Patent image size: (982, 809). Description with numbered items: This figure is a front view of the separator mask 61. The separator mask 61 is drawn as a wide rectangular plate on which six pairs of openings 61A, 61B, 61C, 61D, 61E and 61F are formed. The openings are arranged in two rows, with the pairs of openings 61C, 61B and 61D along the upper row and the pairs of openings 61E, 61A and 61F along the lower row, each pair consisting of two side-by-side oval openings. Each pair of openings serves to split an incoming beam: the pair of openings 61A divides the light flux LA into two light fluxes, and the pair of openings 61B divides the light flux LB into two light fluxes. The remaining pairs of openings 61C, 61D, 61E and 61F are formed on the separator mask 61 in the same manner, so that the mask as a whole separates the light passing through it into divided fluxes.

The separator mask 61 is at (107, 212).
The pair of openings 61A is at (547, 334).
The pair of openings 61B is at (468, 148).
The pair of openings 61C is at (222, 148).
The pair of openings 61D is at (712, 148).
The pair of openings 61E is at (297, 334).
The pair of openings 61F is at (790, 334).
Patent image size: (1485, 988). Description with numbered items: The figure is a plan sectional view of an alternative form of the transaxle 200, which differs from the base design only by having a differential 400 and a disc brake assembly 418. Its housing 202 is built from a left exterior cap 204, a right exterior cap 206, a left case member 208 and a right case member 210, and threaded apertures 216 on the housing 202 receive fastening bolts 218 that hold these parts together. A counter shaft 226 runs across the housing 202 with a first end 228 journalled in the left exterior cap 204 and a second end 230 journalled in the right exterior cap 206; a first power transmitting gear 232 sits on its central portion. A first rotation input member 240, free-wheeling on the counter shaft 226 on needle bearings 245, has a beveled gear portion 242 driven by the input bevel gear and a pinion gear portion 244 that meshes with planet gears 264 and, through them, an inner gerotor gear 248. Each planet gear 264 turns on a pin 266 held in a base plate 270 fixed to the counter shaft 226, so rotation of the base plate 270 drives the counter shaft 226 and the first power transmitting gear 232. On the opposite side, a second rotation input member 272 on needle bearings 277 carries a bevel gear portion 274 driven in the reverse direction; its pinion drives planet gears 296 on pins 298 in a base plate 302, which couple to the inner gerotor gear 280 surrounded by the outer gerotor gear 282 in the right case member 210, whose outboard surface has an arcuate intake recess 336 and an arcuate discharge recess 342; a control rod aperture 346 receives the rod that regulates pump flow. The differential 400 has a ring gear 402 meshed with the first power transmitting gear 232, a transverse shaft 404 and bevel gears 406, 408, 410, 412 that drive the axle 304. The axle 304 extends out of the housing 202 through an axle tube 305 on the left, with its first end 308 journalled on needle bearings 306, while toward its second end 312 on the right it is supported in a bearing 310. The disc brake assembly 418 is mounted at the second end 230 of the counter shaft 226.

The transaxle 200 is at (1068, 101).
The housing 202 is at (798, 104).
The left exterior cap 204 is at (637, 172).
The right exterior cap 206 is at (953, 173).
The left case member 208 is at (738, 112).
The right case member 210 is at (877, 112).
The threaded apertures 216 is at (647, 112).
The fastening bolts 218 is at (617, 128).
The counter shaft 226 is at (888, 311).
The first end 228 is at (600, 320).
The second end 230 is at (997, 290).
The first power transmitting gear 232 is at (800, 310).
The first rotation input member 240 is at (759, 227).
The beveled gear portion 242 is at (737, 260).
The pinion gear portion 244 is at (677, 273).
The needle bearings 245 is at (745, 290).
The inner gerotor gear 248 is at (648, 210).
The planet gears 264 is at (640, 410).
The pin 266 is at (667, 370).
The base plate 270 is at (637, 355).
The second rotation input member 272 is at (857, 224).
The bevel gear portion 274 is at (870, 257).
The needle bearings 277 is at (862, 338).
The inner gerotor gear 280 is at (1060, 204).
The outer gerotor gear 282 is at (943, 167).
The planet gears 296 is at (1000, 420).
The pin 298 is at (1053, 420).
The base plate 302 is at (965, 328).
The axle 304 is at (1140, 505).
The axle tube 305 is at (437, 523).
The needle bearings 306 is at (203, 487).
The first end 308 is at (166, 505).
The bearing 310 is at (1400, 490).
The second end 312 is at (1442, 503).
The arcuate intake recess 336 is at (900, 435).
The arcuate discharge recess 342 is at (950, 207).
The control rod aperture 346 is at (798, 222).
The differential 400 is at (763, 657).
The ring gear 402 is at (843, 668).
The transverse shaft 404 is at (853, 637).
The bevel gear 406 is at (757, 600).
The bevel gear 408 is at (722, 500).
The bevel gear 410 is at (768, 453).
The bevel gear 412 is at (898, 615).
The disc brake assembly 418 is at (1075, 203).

▬▬▬

Copy the lines of the records verbatim, starting at the first line and ending at the line that contains "The pair of openings 61F is at (790, 334).", with both of those lines included.

Patent image size: (982, 809). Description with numbered items: This figure is a front view of the separator mask 61. The separator mask 61 is drawn as a wide rectangular plate on which six pairs of openings 61A, 61B, 61C, 61D, 61E and 61F are formed. The openings are arranged in two rows, with the pairs of openings 61C, 61B and 61D along the upper row and the pairs of openings 61E, 61A and 61F along the lower row, each pair consisting of two side-by-side oval openings. Each pair of openings serves to split an incoming beam: the pair of openings 61A divides the light flux LA into two light fluxes, and the pair of openings 61B divides the light flux LB into two light fluxes. The remaining pairs of openings 61C, 61D, 61E and 61F are formed on the separator mask 61 in the same manner, so that the mask as a whole separates the light passing through it into divided fluxes.

The separator mask 61 is at (107, 212).
The pair of openings 61A is at (547, 334).
The pair of openings 61B is at (468, 148).
The pair of openings 61C is at (222, 148).
The pair of openings 61D is at (712, 148).
The pair of openings 61E is at (297, 334).
The pair of openings 61F is at (790, 334).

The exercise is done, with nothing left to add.